:: SUPPLIED MATERIAL ::

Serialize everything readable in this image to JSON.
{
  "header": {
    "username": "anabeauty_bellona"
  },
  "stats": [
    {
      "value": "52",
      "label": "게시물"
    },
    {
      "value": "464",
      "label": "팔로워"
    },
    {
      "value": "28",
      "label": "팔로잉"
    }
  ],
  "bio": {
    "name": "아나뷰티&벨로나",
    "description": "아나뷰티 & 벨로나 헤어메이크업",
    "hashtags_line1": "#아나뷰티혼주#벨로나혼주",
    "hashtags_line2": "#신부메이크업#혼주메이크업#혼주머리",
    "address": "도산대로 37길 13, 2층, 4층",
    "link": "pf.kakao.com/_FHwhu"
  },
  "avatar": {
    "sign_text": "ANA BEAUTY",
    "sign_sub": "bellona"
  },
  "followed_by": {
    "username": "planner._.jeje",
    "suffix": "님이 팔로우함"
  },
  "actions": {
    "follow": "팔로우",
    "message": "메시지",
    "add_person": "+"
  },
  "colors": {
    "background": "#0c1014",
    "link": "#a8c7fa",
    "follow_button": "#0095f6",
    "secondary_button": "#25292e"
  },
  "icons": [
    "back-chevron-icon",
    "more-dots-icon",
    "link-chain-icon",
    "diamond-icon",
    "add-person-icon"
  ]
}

:::
:: SUPPLIED MATERIAL ::

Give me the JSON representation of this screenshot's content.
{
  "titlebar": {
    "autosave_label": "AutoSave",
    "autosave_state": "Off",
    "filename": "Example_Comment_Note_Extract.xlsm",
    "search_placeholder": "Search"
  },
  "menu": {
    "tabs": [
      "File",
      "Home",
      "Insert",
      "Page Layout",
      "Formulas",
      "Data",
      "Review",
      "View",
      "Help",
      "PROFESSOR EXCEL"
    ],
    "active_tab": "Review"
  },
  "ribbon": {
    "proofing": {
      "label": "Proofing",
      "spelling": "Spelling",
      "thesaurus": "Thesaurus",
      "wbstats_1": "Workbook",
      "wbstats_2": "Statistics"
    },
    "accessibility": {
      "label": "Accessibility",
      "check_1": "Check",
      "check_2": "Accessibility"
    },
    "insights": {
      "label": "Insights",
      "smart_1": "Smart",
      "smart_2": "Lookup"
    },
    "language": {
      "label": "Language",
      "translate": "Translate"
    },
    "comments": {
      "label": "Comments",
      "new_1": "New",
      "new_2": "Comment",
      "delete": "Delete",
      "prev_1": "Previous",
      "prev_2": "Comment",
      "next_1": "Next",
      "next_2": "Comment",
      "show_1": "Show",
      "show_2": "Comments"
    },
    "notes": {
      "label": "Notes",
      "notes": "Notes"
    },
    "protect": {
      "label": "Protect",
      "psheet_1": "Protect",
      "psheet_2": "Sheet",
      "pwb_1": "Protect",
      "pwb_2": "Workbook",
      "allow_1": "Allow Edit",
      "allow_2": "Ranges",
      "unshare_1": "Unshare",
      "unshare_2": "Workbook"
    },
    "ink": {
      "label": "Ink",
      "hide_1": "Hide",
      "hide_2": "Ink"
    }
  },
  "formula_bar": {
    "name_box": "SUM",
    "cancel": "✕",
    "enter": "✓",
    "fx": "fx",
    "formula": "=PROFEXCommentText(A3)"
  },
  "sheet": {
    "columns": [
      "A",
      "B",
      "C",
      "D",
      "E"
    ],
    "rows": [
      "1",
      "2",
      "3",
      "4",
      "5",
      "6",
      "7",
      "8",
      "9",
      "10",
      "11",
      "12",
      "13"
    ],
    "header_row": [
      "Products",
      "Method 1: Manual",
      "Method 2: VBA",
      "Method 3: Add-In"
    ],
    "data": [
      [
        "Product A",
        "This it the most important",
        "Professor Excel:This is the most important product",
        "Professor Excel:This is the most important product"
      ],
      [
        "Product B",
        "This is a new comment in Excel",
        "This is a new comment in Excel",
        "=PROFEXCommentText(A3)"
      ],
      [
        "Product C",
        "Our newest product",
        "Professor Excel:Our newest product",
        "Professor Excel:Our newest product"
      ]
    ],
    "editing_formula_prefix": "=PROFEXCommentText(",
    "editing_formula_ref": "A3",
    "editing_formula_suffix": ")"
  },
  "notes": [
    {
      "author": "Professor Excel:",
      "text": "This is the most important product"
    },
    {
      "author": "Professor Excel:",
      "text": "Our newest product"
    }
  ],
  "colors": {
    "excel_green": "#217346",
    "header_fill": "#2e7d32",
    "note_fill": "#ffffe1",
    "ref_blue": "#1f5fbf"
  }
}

:::

__WHAT TO WORK ON__. Scan the material above for the word "Method". Copy each line where it occurs.

__ANSWER TO THIS PROBLEM__.
      "Method 1: Manual",
      "Method 2: VBA",
      "Method 3: Add-In"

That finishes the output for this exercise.